[start DATA]

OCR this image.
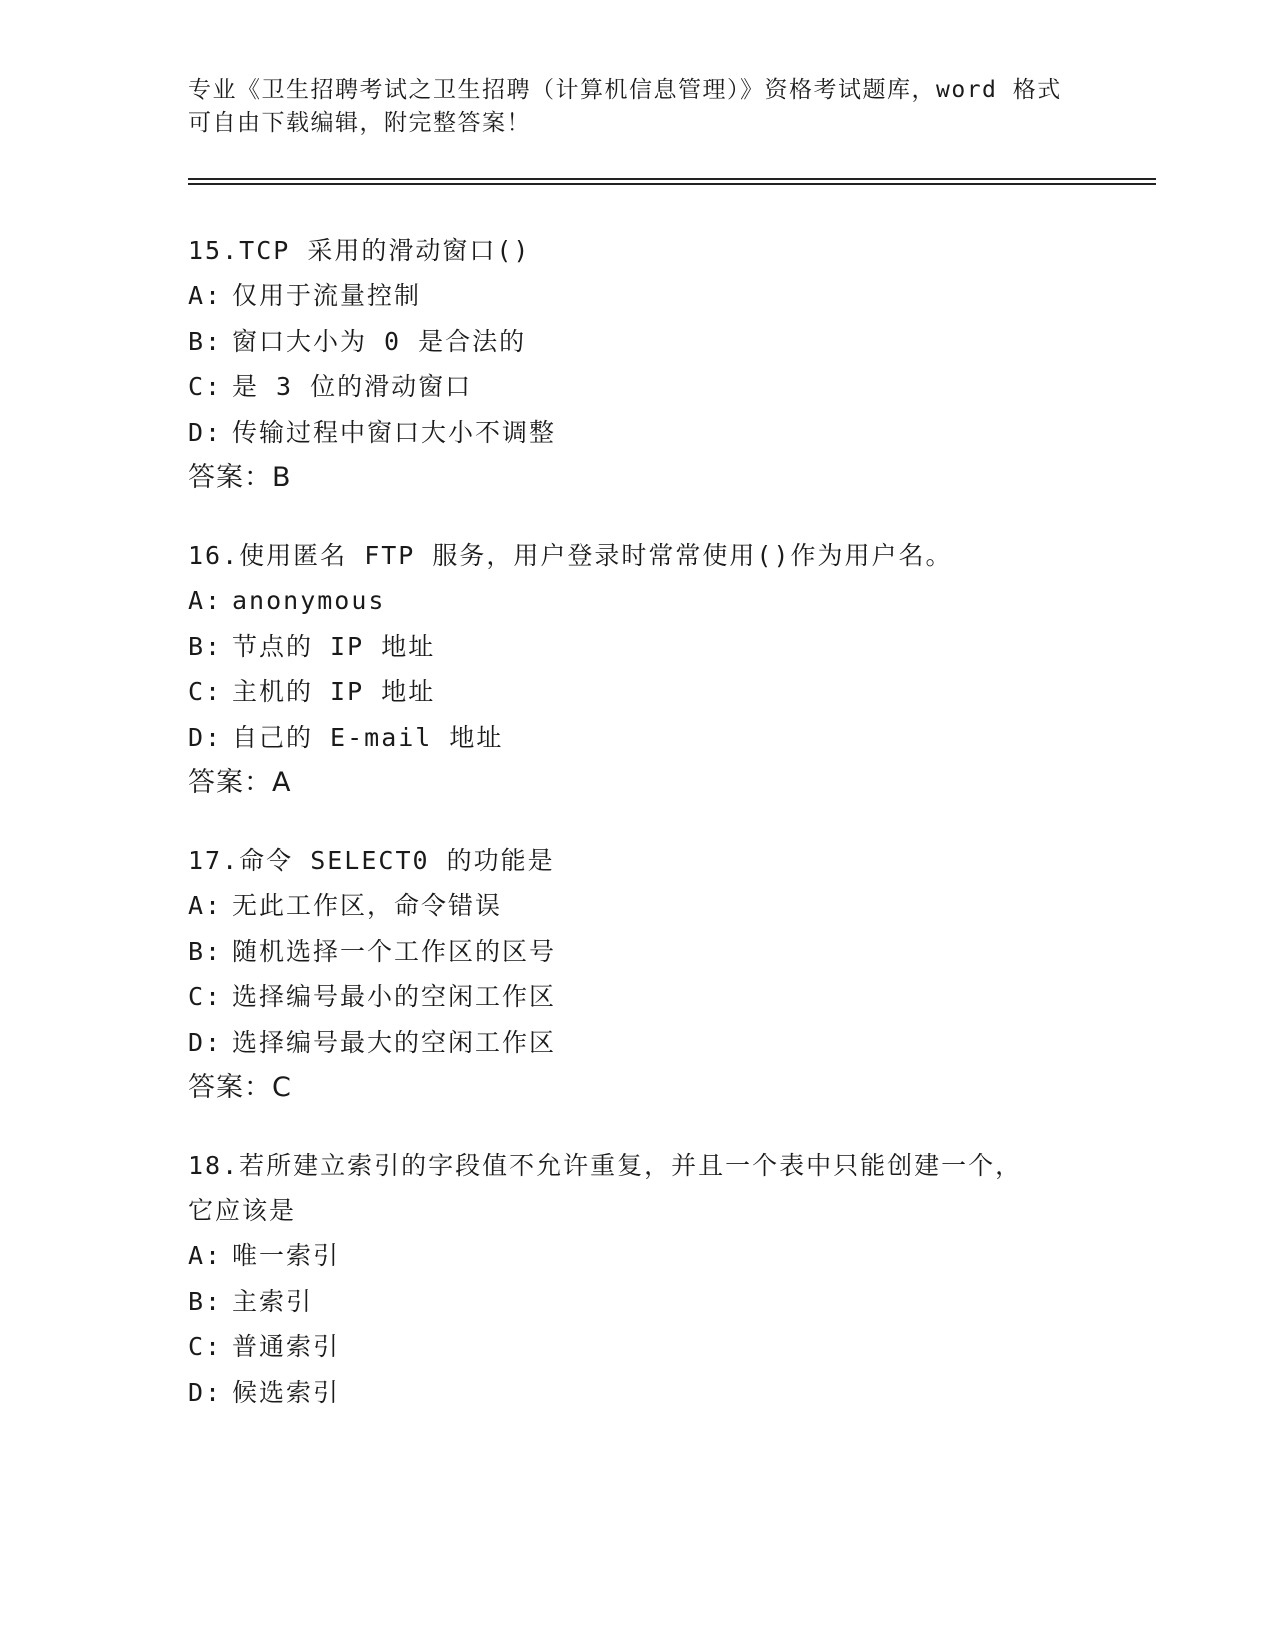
专业《卫生招聘考试之卫生招聘（计算机信息管理）》资格考试题库，word 格式
可自由下载编辑，附完整答案！
15.TCP 采用的滑动窗口()
A: 仅用于流量控制
B: 窗口大小为 0 是合法的
C: 是 3 位的滑动窗口
D: 传输过程中窗口大小不调整
答案：B
16.使用匿名 FTP 服务，用户登录时常常使用()作为用户名。
A: anonymous
B: 节点的 IP 地址
C: 主机的 IP 地址
D: 自己的 E-mail 地址
答案：A
17.命令 SELECT0 的功能是
A: 无此工作区，命令错误
B: 随机选择一个工作区的区号
C: 选择编号最小的空闲工作区
D: 选择编号最大的空闲工作区
答案：C
18.若所建立索引的字段值不允许重复，并且一个表中只能创建一个，
它应该是
A: 唯一索引
B: 主索引
C: 普通索引
D: 候选索引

[end DATA]

Restate the listing above word for word, and skip the pictures.

OCR this image.
专业《卫生招聘考试之卫生招聘（计算机信息管理）》资格考试题库，word 格式
可自由下载编辑，附完整答案！
15.TCP 采用的滑动窗口()
A: 仅用于流量控制
B: 窗口大小为 0 是合法的
C: 是 3 位的滑动窗口
D: 传输过程中窗口大小不调整
答案：B
16.使用匿名 FTP 服务，用户登录时常常使用()作为用户名。
A: anonymous
B: 节点的 IP 地址
C: 主机的 IP 地址
D: 自己的 E-mail 地址
答案：A
17.命令 SELECT0 的功能是
A: 无此工作区，命令错误
B: 随机选择一个工作区的区号
C: 选择编号最小的空闲工作区
D: 选择编号最大的空闲工作区
答案：C
18.若所建立索引的字段值不允许重复，并且一个表中只能创建一个，
它应该是
A: 唯一索引
B: 主索引
C: 普通索引
D: 候选索引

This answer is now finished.